--- DATA SUPPLIED ---
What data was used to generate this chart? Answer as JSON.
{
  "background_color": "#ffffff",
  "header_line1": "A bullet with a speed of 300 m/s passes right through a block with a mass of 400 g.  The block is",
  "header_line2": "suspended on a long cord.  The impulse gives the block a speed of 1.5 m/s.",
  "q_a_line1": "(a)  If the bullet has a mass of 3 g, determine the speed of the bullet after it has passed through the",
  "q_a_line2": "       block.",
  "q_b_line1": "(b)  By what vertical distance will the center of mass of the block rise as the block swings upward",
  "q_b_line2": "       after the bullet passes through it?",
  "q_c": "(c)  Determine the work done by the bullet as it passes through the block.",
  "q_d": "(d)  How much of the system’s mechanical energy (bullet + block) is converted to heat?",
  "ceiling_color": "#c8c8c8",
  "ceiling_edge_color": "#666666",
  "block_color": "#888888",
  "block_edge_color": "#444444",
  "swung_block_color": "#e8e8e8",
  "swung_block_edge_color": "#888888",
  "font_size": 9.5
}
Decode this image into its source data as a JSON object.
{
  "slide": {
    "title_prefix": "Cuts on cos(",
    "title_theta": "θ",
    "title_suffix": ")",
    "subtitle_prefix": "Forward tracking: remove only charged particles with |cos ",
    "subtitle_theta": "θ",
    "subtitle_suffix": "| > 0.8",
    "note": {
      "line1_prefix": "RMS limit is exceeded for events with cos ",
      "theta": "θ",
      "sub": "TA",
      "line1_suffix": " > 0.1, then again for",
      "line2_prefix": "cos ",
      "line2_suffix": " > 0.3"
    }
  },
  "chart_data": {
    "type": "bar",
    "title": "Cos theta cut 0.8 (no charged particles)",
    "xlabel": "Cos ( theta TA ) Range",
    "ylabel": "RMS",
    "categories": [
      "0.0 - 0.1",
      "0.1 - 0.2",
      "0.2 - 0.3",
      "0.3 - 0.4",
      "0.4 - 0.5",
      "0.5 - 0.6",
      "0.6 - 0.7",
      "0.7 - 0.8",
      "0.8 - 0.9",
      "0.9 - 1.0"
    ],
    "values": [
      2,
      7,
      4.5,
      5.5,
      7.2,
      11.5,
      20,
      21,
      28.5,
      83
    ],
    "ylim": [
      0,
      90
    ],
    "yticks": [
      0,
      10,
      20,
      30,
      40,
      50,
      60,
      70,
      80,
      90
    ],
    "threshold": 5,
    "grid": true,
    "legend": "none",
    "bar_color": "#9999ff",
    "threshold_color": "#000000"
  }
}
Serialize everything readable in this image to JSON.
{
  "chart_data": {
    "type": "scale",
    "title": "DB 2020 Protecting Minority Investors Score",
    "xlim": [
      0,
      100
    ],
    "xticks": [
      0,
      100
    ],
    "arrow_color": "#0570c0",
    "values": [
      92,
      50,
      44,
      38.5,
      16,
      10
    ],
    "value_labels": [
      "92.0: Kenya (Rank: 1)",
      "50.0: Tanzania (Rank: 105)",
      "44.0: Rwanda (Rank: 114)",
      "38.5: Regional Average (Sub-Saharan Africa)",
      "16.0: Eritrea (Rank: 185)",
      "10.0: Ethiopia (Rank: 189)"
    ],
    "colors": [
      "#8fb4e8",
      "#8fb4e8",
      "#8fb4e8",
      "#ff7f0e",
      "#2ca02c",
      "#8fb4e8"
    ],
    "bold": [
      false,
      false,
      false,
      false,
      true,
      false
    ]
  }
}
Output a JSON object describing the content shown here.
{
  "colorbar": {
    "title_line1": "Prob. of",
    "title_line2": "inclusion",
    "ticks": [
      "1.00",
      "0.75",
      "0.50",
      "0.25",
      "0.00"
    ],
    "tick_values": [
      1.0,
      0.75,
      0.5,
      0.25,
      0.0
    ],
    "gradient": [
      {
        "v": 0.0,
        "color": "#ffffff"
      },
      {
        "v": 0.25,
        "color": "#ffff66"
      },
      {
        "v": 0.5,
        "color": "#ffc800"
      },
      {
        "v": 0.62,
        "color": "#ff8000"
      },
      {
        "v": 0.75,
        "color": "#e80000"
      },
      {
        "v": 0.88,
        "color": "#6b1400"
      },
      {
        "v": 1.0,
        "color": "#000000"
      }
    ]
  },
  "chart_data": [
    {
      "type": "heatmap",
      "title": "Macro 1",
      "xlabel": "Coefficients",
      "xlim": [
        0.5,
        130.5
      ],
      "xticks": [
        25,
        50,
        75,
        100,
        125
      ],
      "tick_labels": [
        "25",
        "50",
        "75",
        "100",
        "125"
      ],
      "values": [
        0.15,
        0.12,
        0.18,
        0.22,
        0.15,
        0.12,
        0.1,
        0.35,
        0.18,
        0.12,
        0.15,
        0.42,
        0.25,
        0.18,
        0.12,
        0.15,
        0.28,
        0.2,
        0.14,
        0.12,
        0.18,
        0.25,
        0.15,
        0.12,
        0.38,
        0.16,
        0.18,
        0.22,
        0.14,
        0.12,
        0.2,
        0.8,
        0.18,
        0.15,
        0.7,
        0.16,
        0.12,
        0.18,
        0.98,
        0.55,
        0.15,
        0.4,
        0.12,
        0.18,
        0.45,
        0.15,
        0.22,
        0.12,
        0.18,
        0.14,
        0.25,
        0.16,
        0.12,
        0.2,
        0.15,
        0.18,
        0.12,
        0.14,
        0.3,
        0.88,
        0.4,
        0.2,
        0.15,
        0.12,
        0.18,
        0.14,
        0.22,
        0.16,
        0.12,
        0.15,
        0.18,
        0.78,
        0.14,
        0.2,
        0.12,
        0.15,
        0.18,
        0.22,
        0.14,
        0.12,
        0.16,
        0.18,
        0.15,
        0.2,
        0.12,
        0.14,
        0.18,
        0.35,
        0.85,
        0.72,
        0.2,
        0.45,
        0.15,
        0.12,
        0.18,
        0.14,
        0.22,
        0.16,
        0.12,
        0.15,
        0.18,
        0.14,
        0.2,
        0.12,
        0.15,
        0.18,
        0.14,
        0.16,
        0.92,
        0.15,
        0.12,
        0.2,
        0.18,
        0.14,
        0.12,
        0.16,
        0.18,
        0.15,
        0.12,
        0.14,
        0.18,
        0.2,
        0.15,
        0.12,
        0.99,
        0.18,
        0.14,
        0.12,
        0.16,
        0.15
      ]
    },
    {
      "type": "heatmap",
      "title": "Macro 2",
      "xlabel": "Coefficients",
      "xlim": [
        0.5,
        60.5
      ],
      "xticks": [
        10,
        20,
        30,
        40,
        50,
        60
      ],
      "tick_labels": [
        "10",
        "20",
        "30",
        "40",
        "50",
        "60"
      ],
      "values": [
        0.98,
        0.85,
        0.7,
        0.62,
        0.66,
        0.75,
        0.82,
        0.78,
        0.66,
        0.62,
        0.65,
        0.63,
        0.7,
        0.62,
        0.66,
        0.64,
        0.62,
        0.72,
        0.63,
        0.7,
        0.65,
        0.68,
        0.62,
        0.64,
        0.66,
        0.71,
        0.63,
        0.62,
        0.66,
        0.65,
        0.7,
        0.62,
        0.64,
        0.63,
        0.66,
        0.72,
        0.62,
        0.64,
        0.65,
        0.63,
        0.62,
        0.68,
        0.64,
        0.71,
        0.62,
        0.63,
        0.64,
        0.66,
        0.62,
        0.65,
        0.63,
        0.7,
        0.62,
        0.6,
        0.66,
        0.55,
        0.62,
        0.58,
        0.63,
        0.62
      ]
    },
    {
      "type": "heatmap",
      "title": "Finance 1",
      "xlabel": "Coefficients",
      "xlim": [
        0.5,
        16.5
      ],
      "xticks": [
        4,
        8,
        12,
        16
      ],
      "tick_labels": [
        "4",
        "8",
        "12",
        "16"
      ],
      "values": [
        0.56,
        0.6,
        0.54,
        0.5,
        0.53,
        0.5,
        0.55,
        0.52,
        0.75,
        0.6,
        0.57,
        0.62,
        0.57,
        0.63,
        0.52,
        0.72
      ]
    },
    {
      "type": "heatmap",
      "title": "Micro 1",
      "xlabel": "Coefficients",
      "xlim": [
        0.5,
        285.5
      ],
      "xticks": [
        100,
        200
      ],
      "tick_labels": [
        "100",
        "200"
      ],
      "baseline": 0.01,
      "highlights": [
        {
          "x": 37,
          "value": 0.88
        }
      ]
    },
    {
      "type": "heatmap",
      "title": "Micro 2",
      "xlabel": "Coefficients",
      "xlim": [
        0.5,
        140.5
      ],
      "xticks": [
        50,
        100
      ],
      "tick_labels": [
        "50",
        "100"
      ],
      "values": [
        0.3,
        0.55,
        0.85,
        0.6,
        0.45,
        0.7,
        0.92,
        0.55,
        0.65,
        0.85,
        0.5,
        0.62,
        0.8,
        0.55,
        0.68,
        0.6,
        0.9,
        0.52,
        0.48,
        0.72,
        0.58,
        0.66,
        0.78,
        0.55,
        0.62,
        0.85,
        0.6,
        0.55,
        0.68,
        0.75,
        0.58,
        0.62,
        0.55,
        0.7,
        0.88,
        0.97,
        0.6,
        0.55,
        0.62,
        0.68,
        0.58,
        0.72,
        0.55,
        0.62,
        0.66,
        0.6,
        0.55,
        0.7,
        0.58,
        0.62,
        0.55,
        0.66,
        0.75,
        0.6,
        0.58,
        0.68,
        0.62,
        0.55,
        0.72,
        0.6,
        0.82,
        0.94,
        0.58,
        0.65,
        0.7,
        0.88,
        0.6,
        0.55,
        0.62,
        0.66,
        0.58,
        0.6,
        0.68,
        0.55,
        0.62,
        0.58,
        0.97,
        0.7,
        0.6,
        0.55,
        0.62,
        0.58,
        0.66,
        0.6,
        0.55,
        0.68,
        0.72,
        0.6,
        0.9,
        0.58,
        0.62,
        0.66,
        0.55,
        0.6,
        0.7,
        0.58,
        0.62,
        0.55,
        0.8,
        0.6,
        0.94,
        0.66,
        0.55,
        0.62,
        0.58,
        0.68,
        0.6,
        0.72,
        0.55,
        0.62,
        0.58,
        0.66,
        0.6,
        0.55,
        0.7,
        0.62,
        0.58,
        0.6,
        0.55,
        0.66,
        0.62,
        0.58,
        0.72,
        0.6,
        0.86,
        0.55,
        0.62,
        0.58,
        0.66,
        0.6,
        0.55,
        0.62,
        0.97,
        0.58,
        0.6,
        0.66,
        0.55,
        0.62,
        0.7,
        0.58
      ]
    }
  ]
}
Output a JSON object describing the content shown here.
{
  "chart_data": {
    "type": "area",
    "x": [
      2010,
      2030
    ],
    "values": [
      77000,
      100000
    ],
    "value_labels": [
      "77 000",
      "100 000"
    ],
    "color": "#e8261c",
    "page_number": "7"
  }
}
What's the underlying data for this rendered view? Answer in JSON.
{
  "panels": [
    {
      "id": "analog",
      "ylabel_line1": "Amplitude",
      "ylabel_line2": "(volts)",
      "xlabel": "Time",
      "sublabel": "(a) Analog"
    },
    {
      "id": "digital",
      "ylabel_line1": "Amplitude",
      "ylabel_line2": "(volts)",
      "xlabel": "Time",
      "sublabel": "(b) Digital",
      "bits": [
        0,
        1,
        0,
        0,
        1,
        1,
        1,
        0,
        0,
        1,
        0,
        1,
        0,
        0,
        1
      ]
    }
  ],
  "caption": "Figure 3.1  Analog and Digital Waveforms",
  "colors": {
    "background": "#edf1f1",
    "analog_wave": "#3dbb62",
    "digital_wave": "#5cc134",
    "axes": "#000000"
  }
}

--- WRITTEN PROBLEM ---
Only the lines from the one holding "What's the underlying" through the end of the listing should be given again, exactly and with both ends included.

--- RESULT OF THIS EXERCISE ---
What's the underlying data for this rendered view? Answer in JSON.
{
  "panels": [
    {
      "id": "analog",
      "ylabel_line1": "Amplitude",
      "ylabel_line2": "(volts)",
      "xlabel": "Time",
      "sublabel": "(a) Analog"
    },
    {
      "id": "digital",
      "ylabel_line1": "Amplitude",
      "ylabel_line2": "(volts)",
      "xlabel": "Time",
      "sublabel": "(b) Digital",
      "bits": [
        0,
        1,
        0,
        0,
        1,
        1,
        1,
        0,
        0,
        1,
        0,
        1,
        0,
        0,
        1
      ]
    }
  ],
  "caption": "Figure 3.1  Analog and Digital Waveforms",
  "colors": {
    "background": "#edf1f1",
    "analog_wave": "#3dbb62",
    "digital_wave": "#5cc134",
    "axes": "#000000"
  }
}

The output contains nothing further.